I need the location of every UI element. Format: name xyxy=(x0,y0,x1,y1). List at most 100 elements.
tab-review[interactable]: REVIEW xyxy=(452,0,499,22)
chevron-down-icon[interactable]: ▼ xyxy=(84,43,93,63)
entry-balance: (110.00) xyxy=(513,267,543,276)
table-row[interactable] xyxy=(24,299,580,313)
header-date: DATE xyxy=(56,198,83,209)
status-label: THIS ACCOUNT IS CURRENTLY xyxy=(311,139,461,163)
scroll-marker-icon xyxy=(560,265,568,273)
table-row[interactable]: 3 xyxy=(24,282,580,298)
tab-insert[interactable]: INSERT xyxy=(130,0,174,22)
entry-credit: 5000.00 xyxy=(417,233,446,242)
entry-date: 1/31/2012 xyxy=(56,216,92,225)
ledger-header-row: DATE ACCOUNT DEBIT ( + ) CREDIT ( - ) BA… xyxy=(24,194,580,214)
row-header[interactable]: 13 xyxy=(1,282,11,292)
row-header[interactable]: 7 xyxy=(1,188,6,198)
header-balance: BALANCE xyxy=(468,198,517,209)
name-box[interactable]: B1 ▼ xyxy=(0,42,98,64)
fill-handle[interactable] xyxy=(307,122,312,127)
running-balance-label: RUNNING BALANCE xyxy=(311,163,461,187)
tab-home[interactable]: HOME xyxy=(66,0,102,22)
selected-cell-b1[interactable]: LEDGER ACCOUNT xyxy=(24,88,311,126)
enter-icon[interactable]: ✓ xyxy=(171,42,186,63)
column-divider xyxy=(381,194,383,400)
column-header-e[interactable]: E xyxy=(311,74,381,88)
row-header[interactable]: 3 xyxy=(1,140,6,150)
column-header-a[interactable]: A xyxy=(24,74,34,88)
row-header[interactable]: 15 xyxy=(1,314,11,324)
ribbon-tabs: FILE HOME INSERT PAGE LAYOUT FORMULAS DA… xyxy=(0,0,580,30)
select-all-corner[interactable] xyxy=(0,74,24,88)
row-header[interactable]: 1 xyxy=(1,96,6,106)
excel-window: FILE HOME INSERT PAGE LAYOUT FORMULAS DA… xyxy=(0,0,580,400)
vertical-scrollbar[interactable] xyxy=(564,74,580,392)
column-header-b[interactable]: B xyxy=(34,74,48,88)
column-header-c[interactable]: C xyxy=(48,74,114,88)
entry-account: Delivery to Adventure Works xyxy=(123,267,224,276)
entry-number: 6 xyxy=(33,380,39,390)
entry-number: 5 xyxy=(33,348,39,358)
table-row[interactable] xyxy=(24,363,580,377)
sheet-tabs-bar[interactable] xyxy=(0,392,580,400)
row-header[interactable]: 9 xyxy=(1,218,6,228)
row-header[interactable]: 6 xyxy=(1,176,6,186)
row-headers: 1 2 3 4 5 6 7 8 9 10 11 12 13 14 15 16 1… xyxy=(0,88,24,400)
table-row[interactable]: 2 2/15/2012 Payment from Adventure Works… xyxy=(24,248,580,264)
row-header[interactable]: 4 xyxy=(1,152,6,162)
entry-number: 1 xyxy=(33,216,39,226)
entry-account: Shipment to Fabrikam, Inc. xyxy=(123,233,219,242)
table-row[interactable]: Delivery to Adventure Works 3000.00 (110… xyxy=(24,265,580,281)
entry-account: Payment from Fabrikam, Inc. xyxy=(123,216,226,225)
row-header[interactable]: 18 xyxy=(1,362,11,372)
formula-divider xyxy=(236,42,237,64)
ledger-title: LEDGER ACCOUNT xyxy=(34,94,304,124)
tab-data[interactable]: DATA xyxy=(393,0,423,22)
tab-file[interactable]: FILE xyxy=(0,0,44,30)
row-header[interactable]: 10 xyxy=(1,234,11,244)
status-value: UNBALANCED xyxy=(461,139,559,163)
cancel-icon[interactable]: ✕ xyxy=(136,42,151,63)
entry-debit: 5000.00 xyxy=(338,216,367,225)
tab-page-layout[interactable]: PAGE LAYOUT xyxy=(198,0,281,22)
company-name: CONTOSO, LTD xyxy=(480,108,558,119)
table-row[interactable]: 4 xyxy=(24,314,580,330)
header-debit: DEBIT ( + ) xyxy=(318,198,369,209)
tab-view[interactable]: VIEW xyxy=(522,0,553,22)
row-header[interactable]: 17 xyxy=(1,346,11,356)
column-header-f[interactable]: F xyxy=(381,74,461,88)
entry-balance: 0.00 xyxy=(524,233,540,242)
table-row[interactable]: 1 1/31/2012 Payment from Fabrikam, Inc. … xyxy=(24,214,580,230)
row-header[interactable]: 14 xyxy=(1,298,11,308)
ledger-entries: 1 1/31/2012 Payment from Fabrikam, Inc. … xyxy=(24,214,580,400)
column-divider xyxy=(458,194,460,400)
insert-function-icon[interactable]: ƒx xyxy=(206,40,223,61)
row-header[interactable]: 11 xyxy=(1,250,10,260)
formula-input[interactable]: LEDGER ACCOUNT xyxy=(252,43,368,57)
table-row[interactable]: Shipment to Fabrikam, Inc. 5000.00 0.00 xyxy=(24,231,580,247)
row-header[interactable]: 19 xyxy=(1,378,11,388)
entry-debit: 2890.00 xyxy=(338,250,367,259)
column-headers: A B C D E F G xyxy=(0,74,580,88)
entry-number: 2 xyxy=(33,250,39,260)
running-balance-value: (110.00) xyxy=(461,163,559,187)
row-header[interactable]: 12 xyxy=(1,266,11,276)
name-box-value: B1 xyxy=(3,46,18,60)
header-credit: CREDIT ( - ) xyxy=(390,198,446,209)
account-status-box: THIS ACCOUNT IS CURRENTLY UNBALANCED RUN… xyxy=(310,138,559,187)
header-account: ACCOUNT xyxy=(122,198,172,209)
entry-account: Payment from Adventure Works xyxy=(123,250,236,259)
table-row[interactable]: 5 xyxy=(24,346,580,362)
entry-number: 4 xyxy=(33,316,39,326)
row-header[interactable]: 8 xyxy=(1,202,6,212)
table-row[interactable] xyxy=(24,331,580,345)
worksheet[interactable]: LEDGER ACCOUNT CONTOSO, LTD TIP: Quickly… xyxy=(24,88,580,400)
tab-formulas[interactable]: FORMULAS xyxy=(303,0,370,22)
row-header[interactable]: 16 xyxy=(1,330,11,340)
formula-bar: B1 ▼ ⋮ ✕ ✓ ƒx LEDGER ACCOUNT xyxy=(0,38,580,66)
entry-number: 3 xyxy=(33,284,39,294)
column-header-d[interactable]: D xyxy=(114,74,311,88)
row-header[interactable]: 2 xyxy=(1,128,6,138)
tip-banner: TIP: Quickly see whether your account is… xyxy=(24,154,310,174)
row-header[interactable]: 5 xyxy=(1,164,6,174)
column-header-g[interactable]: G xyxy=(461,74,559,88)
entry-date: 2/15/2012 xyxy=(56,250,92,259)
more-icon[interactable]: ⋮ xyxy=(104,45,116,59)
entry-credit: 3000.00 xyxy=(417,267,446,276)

§

Goal of the exercise
Can you copy the rows above word for word, from the first one through the one containing "tab-home[interactable]: HOME xyxy=(66,0,102,22)", with that row included?

Answer in full
I need the location of every UI element. Format: name xyxy=(x0,y0,x1,y1). List at most 100 elements.
tab-review[interactable]: REVIEW xyxy=(452,0,499,22)
chevron-down-icon[interactable]: ▼ xyxy=(84,43,93,63)
entry-balance: (110.00) xyxy=(513,267,543,276)
table-row[interactable] xyxy=(24,299,580,313)
header-date: DATE xyxy=(56,198,83,209)
status-label: THIS ACCOUNT IS CURRENTLY xyxy=(311,139,461,163)
scroll-marker-icon xyxy=(560,265,568,273)
table-row[interactable]: 3 xyxy=(24,282,580,298)
tab-insert[interactable]: INSERT xyxy=(130,0,174,22)
entry-credit: 5000.00 xyxy=(417,233,446,242)
entry-date: 1/31/2012 xyxy=(56,216,92,225)
ledger-header-row: DATE ACCOUNT DEBIT ( + ) CREDIT ( - ) BA… xyxy=(24,194,580,214)
row-header[interactable]: 13 xyxy=(1,282,11,292)
row-header[interactable]: 7 xyxy=(1,188,6,198)
header-balance: BALANCE xyxy=(468,198,517,209)
name-box[interactable]: B1 ▼ xyxy=(0,42,98,64)
fill-handle[interactable] xyxy=(307,122,312,127)
running-balance-label: RUNNING BALANCE xyxy=(311,163,461,187)
tab-home[interactable]: HOME xyxy=(66,0,102,22)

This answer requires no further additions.